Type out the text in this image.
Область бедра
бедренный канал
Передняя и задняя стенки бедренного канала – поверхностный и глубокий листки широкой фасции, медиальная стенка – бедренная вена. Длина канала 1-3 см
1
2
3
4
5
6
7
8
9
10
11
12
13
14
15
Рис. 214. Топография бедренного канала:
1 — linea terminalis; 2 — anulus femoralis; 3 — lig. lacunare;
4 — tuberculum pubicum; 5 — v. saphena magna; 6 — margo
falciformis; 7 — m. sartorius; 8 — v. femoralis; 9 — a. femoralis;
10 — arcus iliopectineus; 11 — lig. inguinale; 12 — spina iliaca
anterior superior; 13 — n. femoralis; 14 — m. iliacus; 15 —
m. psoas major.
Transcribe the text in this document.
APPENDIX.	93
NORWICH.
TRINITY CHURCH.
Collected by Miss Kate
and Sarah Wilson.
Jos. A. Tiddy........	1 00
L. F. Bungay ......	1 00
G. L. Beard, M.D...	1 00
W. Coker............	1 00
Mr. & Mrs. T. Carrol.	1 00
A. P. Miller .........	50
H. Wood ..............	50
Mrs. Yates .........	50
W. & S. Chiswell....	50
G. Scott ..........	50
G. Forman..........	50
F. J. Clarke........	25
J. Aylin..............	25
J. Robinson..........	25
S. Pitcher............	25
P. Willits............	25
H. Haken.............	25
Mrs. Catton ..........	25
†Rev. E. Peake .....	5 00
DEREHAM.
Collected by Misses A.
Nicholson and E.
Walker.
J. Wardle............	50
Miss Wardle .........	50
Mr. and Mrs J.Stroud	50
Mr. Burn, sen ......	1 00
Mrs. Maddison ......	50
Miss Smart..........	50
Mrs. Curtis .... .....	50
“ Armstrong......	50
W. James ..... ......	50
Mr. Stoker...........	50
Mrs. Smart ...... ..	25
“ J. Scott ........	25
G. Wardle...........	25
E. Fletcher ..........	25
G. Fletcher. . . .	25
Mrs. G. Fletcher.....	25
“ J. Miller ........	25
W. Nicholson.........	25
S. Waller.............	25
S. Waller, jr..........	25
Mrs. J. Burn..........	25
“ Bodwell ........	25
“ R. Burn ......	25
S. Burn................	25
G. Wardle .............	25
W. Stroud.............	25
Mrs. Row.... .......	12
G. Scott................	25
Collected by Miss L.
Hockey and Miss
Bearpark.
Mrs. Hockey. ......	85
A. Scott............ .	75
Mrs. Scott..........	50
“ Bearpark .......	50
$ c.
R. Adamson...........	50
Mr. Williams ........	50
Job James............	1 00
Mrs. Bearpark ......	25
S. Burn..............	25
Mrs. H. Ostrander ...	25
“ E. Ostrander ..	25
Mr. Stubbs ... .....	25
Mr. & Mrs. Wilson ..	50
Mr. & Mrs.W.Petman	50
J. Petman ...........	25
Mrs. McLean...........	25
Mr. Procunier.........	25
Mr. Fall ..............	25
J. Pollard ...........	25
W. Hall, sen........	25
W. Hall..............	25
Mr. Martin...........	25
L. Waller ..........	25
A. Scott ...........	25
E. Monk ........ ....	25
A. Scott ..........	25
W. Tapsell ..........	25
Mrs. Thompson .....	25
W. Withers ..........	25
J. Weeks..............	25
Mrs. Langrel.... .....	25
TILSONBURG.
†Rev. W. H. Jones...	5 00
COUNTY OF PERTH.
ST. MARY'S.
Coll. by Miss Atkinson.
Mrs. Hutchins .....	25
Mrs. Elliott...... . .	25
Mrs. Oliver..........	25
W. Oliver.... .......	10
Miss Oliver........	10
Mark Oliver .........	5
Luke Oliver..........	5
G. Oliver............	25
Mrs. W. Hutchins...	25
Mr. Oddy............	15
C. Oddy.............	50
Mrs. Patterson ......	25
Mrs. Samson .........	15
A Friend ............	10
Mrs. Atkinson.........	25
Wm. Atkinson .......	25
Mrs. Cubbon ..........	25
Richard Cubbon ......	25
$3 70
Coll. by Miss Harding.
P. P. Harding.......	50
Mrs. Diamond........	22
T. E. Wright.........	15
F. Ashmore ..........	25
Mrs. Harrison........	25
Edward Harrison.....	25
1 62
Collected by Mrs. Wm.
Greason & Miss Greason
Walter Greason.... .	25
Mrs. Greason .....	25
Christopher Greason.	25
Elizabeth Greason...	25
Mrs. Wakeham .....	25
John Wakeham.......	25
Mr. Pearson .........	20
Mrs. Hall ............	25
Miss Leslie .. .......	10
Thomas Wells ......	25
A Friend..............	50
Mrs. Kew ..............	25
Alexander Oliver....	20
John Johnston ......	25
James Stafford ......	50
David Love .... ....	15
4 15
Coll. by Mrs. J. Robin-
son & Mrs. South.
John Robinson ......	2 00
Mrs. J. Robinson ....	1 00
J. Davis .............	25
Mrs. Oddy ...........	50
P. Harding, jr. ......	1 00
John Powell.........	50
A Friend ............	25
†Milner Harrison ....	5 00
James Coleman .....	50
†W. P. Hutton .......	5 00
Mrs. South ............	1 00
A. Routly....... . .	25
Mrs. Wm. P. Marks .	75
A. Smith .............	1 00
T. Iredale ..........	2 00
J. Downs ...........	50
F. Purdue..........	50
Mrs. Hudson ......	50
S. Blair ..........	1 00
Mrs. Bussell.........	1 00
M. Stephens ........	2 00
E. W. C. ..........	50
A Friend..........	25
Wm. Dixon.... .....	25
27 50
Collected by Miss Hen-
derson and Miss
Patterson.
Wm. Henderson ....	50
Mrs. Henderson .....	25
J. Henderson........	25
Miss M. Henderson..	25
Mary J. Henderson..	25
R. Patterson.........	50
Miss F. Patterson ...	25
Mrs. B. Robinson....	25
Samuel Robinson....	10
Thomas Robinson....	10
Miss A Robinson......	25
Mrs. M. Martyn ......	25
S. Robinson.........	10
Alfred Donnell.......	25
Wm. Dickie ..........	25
========================================================================
• **WHAT IS NEEDED**:
Locate the word "Oliver" in the entries, and copy every line where it is found.

• **RESULT FOR THIS TASK**:
Mrs. Oliver..........	25
W. Oliver.... .......	10
Miss Oliver........	10
Mark Oliver .........	5
Luke Oliver..........	5
G. Oliver............	25
Alexander Oliver....	20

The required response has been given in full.